Source material
----------

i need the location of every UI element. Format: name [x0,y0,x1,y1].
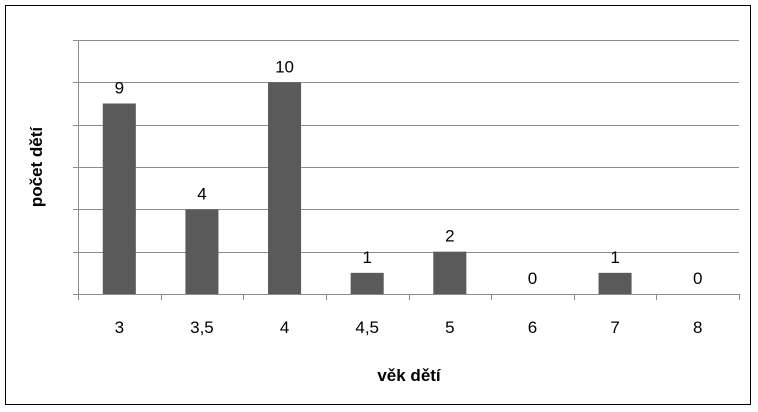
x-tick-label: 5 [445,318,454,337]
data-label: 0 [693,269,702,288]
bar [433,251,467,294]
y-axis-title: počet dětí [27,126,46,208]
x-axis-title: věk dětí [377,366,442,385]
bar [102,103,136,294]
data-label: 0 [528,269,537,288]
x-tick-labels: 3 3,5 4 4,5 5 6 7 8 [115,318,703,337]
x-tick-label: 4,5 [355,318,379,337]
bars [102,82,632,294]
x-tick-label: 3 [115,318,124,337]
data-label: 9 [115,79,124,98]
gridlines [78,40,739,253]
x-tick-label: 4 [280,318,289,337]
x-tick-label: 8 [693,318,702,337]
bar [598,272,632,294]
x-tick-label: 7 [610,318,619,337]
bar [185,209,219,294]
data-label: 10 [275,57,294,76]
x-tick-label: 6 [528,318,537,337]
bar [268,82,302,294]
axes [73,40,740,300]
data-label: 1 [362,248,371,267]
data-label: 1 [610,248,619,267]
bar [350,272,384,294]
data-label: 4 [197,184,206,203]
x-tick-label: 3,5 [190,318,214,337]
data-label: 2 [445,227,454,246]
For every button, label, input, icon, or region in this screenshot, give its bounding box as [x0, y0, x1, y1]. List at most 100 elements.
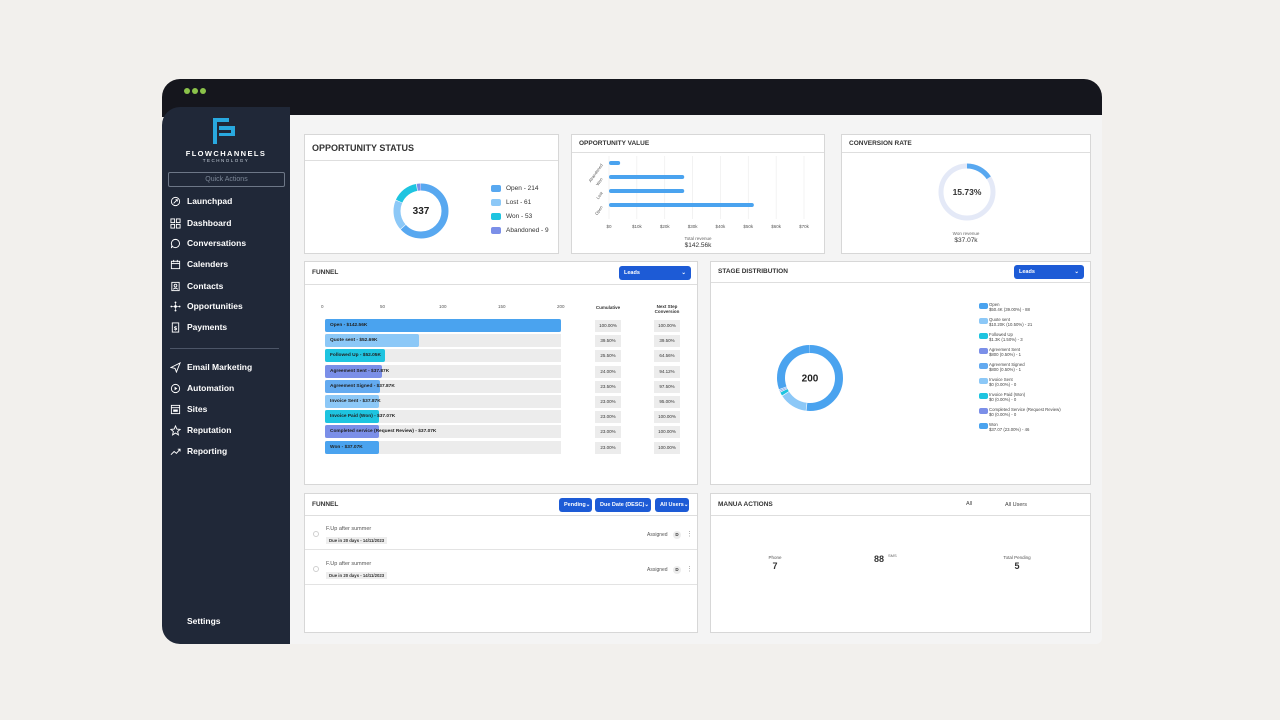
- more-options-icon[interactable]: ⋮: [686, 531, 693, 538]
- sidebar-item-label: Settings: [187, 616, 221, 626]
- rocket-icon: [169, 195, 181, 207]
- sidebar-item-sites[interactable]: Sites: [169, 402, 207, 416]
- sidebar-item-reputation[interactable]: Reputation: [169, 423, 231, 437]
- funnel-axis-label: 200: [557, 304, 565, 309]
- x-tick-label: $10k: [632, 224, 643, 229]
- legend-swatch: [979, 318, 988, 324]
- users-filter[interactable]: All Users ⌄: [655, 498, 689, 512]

----------

Written exercise
Pull out every line of the data above that contains the string "interactable".

Solution for this problem
- more-options-icon[interactable]: ⋮: [686, 531, 693, 538]
- sidebar-item-sites[interactable]: Sites: [169, 402, 207, 416]
- sidebar-item-reputation[interactable]: Reputation: [169, 423, 231, 437]
- users-filter[interactable]: All Users ⌄: [655, 498, 689, 512]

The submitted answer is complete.